Stored data:
----
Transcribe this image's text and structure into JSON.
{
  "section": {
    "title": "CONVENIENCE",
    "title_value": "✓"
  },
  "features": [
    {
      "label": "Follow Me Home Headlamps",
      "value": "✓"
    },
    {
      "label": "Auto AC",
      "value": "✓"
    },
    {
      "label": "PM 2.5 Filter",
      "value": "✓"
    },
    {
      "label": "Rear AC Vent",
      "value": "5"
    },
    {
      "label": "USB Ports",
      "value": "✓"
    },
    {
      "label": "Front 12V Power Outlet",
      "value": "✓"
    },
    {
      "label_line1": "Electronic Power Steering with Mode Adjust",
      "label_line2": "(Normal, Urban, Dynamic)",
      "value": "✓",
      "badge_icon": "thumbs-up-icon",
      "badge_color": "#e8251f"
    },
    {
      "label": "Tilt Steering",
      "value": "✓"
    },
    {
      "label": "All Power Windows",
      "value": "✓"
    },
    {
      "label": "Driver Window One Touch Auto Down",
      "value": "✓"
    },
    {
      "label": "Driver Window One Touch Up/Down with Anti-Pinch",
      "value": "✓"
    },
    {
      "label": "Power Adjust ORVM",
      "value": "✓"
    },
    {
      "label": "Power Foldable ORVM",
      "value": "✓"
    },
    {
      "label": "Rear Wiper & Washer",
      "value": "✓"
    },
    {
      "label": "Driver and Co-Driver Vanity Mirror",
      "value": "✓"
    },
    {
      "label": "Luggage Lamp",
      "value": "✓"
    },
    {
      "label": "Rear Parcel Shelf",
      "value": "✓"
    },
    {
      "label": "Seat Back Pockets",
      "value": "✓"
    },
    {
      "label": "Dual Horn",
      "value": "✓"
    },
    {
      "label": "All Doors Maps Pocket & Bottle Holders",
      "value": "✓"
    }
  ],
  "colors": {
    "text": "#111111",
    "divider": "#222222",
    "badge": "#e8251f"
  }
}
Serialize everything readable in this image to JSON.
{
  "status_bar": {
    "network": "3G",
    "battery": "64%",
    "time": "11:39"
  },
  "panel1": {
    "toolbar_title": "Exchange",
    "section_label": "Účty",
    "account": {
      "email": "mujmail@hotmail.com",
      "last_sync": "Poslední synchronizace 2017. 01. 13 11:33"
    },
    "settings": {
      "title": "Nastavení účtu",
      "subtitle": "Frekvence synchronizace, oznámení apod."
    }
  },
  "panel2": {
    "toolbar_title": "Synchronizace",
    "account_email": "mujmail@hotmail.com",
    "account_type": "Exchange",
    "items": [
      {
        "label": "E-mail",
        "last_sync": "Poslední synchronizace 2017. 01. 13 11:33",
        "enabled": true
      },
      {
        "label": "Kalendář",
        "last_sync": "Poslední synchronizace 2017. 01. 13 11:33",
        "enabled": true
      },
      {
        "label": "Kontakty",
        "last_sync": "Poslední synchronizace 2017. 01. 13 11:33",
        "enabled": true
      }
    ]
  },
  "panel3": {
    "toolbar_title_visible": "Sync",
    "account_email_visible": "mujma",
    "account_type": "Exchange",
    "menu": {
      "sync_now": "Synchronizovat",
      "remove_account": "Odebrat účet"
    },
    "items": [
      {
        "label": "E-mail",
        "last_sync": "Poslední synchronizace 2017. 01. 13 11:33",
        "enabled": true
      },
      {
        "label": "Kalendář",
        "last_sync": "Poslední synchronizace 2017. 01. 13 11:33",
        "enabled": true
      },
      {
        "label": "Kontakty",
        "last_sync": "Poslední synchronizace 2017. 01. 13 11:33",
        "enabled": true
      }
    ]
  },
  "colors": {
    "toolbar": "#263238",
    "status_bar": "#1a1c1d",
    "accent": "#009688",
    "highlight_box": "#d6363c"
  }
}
----
TASK DIRECTIONS
Find the line that contains "Serialize everything readable". Repeat it and every line after it, exactly as written, up to and including the last line of the records above.

WRITTEN SOLUTION
Serialize everything readable in this image to JSON.
{
  "status_bar": {
    "network": "3G",
    "battery": "64%",
    "time": "11:39"
  },
  "panel1": {
    "toolbar_title": "Exchange",
    "section_label": "Účty",
    "account": {
      "email": "mujmail@hotmail.com",
      "last_sync": "Poslední synchronizace 2017. 01. 13 11:33"
    },
    "settings": {
      "title": "Nastavení účtu",
      "subtitle": "Frekvence synchronizace, oznámení apod."
    }
  },
  "panel2": {
    "toolbar_title": "Synchronizace",
    "account_email": "mujmail@hotmail.com",
    "account_type": "Exchange",
    "items": [
      {
        "label": "E-mail",
        "last_sync": "Poslední synchronizace 2017. 01. 13 11:33",
        "enabled": true
      },
      {
        "label": "Kalendář",
        "last_sync": "Poslední synchronizace 2017. 01. 13 11:33",
        "enabled": true
      },
      {
        "label": "Kontakty",
        "last_sync": "Poslední synchronizace 2017. 01. 13 11:33",
        "enabled": true
      }
    ]
  },
  "panel3": {
    "toolbar_title_visible": "Sync",
    "account_email_visible": "mujma",
    "account_type": "Exchange",
    "menu": {
      "sync_now": "Synchronizovat",
      "remove_account": "Odebrat účet"
    },
    "items": [
      {
        "label": "E-mail",
        "last_sync": "Poslední synchronizace 2017. 01. 13 11:33",
        "enabled": true
      },
      {
        "label": "Kalendář",
        "last_sync": "Poslední synchronizace 2017. 01. 13 11:33",
        "enabled": true
      },
      {
        "label": "Kontakty",
        "last_sync": "Poslední synchronizace 2017. 01. 13 11:33",
        "enabled": true
      }
    ]
  },
  "colors": {
    "toolbar": "#263238",
    "status_bar": "#1a1c1d",
    "accent": "#009688",
    "highlight_box": "#d6363c"
  }
}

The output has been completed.